:: What you need to do ::
Please render the part of the rows that opens with the line containing "Point (101, 587, 124, 601)" and closes with the line containing "Point (195, 559, 218, 574)", both of those lines included, as a numbered list with any blank lines left out.

:: Records ::
↓↓↓

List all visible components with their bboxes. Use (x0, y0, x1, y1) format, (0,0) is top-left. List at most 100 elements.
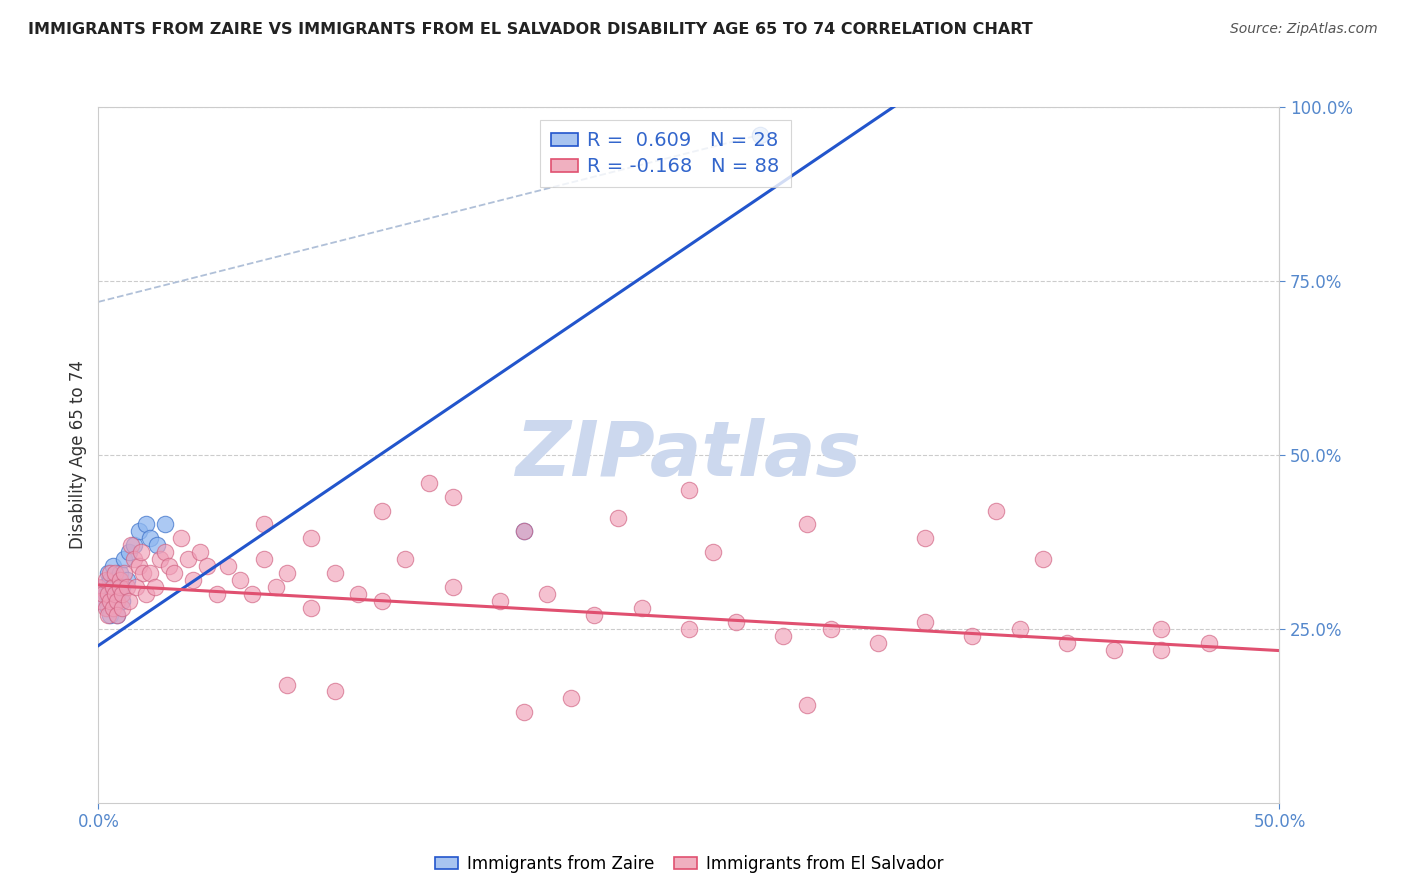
Point (101, 587, 124, 601)
Point (98, 566, 121, 581)
Point (240, 587, 263, 601)
Point (118, 545, 141, 559)
Point (177, 552, 200, 566)
Point (128, 524, 150, 539)
Point (678, 622, 700, 636)
Point (122, 552, 145, 566)
Point (111, 594, 134, 608)
Point (748, 128, 770, 142)
Legend: Immigrants from Zaire, Immigrants from El Salvador: Immigrants from Zaire, Immigrants from E… (429, 848, 949, 880)
Point (866, 636, 889, 650)
Point (630, 601, 652, 615)
Point (97, 607, 120, 622)
Point (195, 559, 218, 574)
Point (253, 517, 276, 532)
Point (97, 601, 120, 615)
Point (101, 559, 124, 574)
Point (115, 580, 138, 594)
Point (94, 587, 117, 601)
Point (105, 607, 128, 622)
Point (1032, 552, 1054, 566)
Point (112, 566, 135, 581)
Point (121, 538, 143, 552)
Point (104, 566, 127, 581)
Point (1150, 622, 1173, 636)
Point (98, 607, 121, 622)
Point (139, 566, 162, 581)
Point (299, 601, 322, 615)
Point (512, 706, 534, 720)
Point (583, 607, 606, 622)
Point (441, 490, 464, 504)
Point (163, 566, 186, 581)
Point (135, 517, 157, 532)
Point (105, 607, 128, 622)
Point (1056, 636, 1078, 650)
Point (772, 629, 794, 643)
Point (111, 580, 134, 594)
Point (276, 677, 298, 691)
Point (962, 629, 984, 643)
Point (1150, 642, 1173, 657)
Point (104, 587, 127, 601)
Point (217, 559, 239, 574)
Point (94, 573, 117, 587)
Point (299, 532, 322, 546)
Point (87, 594, 110, 608)
Point (153, 545, 176, 559)
Point (111, 601, 134, 615)
Point (181, 573, 204, 587)
Point (276, 566, 298, 581)
Point (98, 573, 121, 587)
Point (118, 594, 141, 608)
Point (128, 559, 150, 574)
Point (108, 580, 131, 594)
Point (108, 580, 131, 594)
Point (129, 545, 152, 559)
Point (101, 580, 124, 594)
Text: ZIPatlas: ZIPatlas (516, 418, 862, 491)
Text: IMMIGRANTS FROM ZAIRE VS IMMIGRANTS FROM EL SALVADOR DISABILITY AGE 65 TO 74 COR: IMMIGRANTS FROM ZAIRE VS IMMIGRANTS FROM… (28, 22, 1033, 37)
Point (264, 580, 287, 594)
Point (115, 573, 138, 587)
Point (91, 580, 114, 594)
Legend: R =  0.609   N = 28, R = -0.168   N = 88: R = 0.609 N = 28, R = -0.168 N = 88 (540, 120, 790, 187)
Point (105, 587, 128, 601)
Point (914, 532, 936, 546)
Point (607, 510, 630, 524)
Text: Source: ZipAtlas.com: Source: ZipAtlas.com (1230, 22, 1378, 37)
Point (229, 573, 252, 587)
Point (111, 587, 134, 601)
Point (512, 524, 534, 539)
Point (132, 566, 155, 581)
Point (112, 552, 135, 566)
Point (149, 552, 172, 566)
Point (678, 483, 700, 497)
Point (108, 566, 131, 581)
Point (91, 587, 114, 601)
Point (135, 587, 157, 601)
Point (536, 587, 558, 601)
Point (253, 552, 276, 566)
Point (702, 545, 724, 559)
Point (512, 524, 534, 539)
Point (1198, 636, 1220, 650)
Point (101, 601, 124, 615)
Point (323, 684, 346, 698)
Point (104, 594, 127, 608)
Point (105, 594, 128, 608)
Point (205, 587, 228, 601)
Point (725, 615, 748, 629)
Point (394, 552, 416, 566)
Point (146, 538, 169, 552)
Point (157, 559, 180, 574)
Point (90, 594, 112, 608)
Point (170, 532, 193, 546)
Point (94, 601, 117, 615)
Y-axis label: Disability Age 65 to 74: Disability Age 65 to 74 (69, 360, 87, 549)
Point (371, 503, 394, 517)
Point (125, 580, 148, 594)
Point (820, 622, 842, 636)
Point (1008, 622, 1031, 636)
Point (153, 517, 176, 532)
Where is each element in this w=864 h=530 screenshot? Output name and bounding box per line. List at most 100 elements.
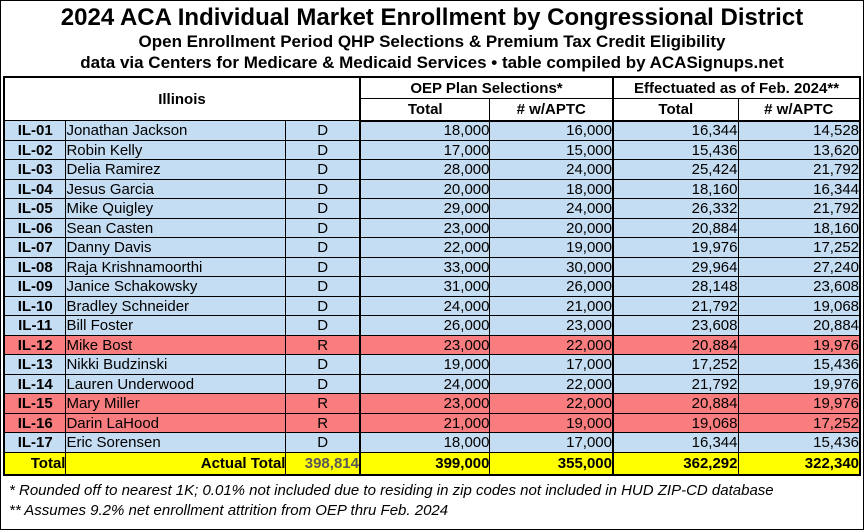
district-cell: IL-06 xyxy=(3,217,67,239)
district-cell: IL-09 xyxy=(3,276,67,297)
district-row-il-15: IL-15 Mary Miller R 23,000 22,000 20,884 19,97… xyxy=(3,393,861,414)
representative-name-cell: Nikki Budzinski xyxy=(65,354,287,375)
party-cell: R xyxy=(285,412,361,434)
page-title: 2024 ACA Individual Market Enrollment by… xyxy=(60,4,804,31)
district-row-il-10: IL-10 Bradley Schneider D 24,000 21,000 21,79… xyxy=(3,295,861,317)
district-cell: IL-13 xyxy=(3,354,67,375)
representative-name-cell: Jesus Garcia xyxy=(65,178,287,200)
footnote-attrition: ** Assumes 9.2% net enrollment attrition… xyxy=(9,502,449,520)
footnotes: * Rounded off to nearest 1K; 0.01% not i… xyxy=(1,476,863,521)
district-row-il-14: IL-14 Lauren Underwood D 24,000 22,000 21,792… xyxy=(3,373,861,395)
page-subtitle: Open Enrollment Period QHP Selections & … xyxy=(138,32,726,52)
district-cell: IL-12 xyxy=(3,334,67,356)
district-row-il-06: IL-06 Sean Casten D 23,000 20,000 20,884 18,16… xyxy=(3,217,861,239)
effectuated-total-cell: 16,344 xyxy=(612,432,739,453)
party-cell: R xyxy=(285,393,361,414)
effectuated-aptc-cell: 19,976 xyxy=(737,334,861,356)
oep-group-header: OEP Plan Selections* xyxy=(358,76,614,100)
district-cell: IL-14 xyxy=(3,373,67,395)
party-cell: D xyxy=(285,237,361,258)
district-cell: IL-10 xyxy=(3,295,67,317)
effectuated-aptc-cell: 19,068 xyxy=(737,295,861,317)
party-cell: D xyxy=(285,217,361,239)
effectuated-aptc-cell: 17,252 xyxy=(737,237,861,258)
oep-aptc-cell: 15,000 xyxy=(489,139,614,161)
oep-aptc-cell: 30,000 xyxy=(489,256,614,278)
total-label: Total xyxy=(3,451,67,476)
oep-total-cell: 26,000 xyxy=(358,315,491,336)
oep-total-cell: 28,000 xyxy=(358,159,491,180)
effectuated-total-cell: 20,884 xyxy=(612,217,739,239)
total-effectuated-total: 362,292 xyxy=(612,451,739,476)
oep-total-cell: 17,000 xyxy=(358,139,491,161)
oep-aptc-cell: 19,000 xyxy=(489,237,614,258)
oep-total-cell: 24,000 xyxy=(358,373,491,395)
total-row: Total Actual Total 398,814 399,000 355,0… xyxy=(3,451,861,476)
effectuated-group-header: Effectuated as of Feb. 2024** xyxy=(611,76,861,100)
actual-total-value: 398,814 xyxy=(285,451,361,476)
oep-total-cell: 18,000 xyxy=(358,120,491,141)
party-cell: D xyxy=(285,178,361,200)
effectuated-total-cell: 21,792 xyxy=(612,295,739,317)
effectuated-aptc-cell: 18,160 xyxy=(737,217,861,239)
effectuated-aptc-header: # w/APTC xyxy=(737,98,861,122)
district-row-il-05: IL-05 Mike Quigley D 29,000 24,000 26,332 21,7… xyxy=(3,198,861,219)
oep-aptc-cell: 19,000 xyxy=(489,412,614,434)
district-row-il-03: IL-03 Delia Ramirez D 28,000 24,000 25,424 21,… xyxy=(3,159,861,180)
district-row-il-09: IL-09 Janice Schakowsky D 31,000 26,000 28,14… xyxy=(3,276,861,297)
representative-name-cell: Bill Foster xyxy=(65,315,287,336)
oep-aptc-cell: 21,000 xyxy=(489,295,614,317)
district-row-il-04: IL-04 Jesus Garcia D 20,000 18,000 18,160 16,3… xyxy=(3,178,861,200)
effectuated-aptc-cell: 15,436 xyxy=(737,432,861,453)
effectuated-total-cell: 19,068 xyxy=(612,412,739,434)
oep-total-cell: 20,000 xyxy=(358,178,491,200)
oep-total-cell: 24,000 xyxy=(358,295,491,317)
effectuated-aptc-cell: 21,792 xyxy=(737,159,861,180)
effectuated-aptc-cell: 16,344 xyxy=(737,178,861,200)
effectuated-aptc-cell: 13,620 xyxy=(737,139,861,161)
effectuated-aptc-cell: 19,976 xyxy=(737,373,861,395)
state-header: Illinois xyxy=(3,76,361,122)
representative-name-cell: Danny Davis xyxy=(65,237,287,258)
party-cell: D xyxy=(285,354,361,375)
effectuated-aptc-cell: 20,884 xyxy=(737,315,861,336)
effectuated-total-cell: 19,976 xyxy=(612,237,739,258)
oep-total-cell: 29,000 xyxy=(358,198,491,219)
oep-aptc-cell: 26,000 xyxy=(489,276,614,297)
district-row-il-01: IL-01 Jonathan Jackson D 18,000 16,000 16,344… xyxy=(3,120,861,141)
effectuated-aptc-cell: 27,240 xyxy=(737,256,861,278)
party-cell: D xyxy=(285,432,361,453)
effectuated-total-cell: 29,964 xyxy=(612,256,739,278)
representative-name-cell: Raja Krishnamoorthi xyxy=(65,256,287,278)
effectuated-aptc-cell: 19,976 xyxy=(737,393,861,414)
effectuated-total-cell: 20,884 xyxy=(612,393,739,414)
oep-total-cell: 31,000 xyxy=(358,276,491,297)
footnote-rounding: * Rounded off to nearest 1K; 0.01% not i… xyxy=(9,482,774,500)
district-row-il-11: IL-11 Bill Foster D 26,000 23,000 23,608 20,88… xyxy=(3,315,861,336)
effectuated-total-cell: 28,148 xyxy=(612,276,739,297)
effectuated-aptc-cell: 14,528 xyxy=(737,120,861,141)
oep-total-cell: 23,000 xyxy=(358,393,491,414)
representative-name-cell: Sean Casten xyxy=(65,217,287,239)
oep-total-cell: 33,000 xyxy=(358,256,491,278)
effectuated-aptc-cell: 21,792 xyxy=(737,198,861,219)
party-cell: R xyxy=(285,334,361,356)
district-cell: IL-08 xyxy=(3,256,67,278)
effectuated-total-cell: 23,608 xyxy=(612,315,739,336)
effectuated-total-cell: 21,792 xyxy=(612,373,739,395)
oep-aptc-cell: 17,000 xyxy=(489,432,614,453)
representative-name-cell: Jonathan Jackson xyxy=(65,120,287,141)
oep-aptc-cell: 24,000 xyxy=(489,198,614,219)
oep-aptc-cell: 23,000 xyxy=(489,315,614,336)
representative-name-cell: Janice Schakowsky xyxy=(65,276,287,297)
title-block: 2024 ACA Individual Market Enrollment by… xyxy=(1,1,863,74)
district-cell: IL-15 xyxy=(3,393,67,414)
effectuated-total-cell: 26,332 xyxy=(612,198,739,219)
effectuated-total-cell: 18,160 xyxy=(612,178,739,200)
effectuated-total-cell: 15,436 xyxy=(612,139,739,161)
party-cell: D xyxy=(285,315,361,336)
district-cell: IL-05 xyxy=(3,198,67,219)
oep-aptc-cell: 22,000 xyxy=(489,373,614,395)
oep-total-cell: 19,000 xyxy=(358,354,491,375)
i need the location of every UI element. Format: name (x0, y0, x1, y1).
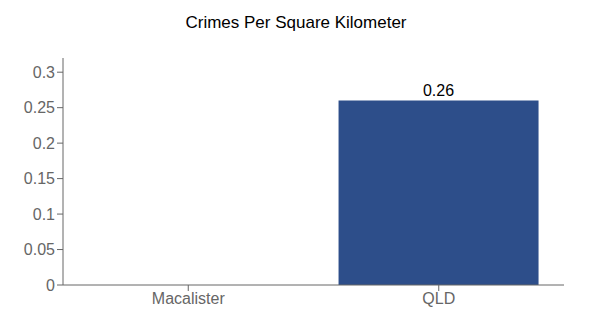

↑↑↑

:: Solution for this exercise ::
1. Point (101, 587, 124, 601)
2. Point (98, 566, 121, 581)
3. Point (240, 587, 263, 601)
4. Point (118, 545, 141, 559)
5. Point (177, 552, 200, 566)
6. Point (128, 524, 150, 539)
7. Point (678, 622, 700, 636)
8. Point (122, 552, 145, 566)
9. Point (111, 594, 134, 608)
10. Point (748, 128, 770, 142)
11. Legend: Immigrants from Zaire, Immigrants from El Salvador: Immigrants from Zaire, Immigrants from E… (429, 848, 949, 880)
12. Point (866, 636, 889, 650)
13. Point (630, 601, 652, 615)
14. Point (97, 607, 120, 622)
15. Point (195, 559, 218, 574)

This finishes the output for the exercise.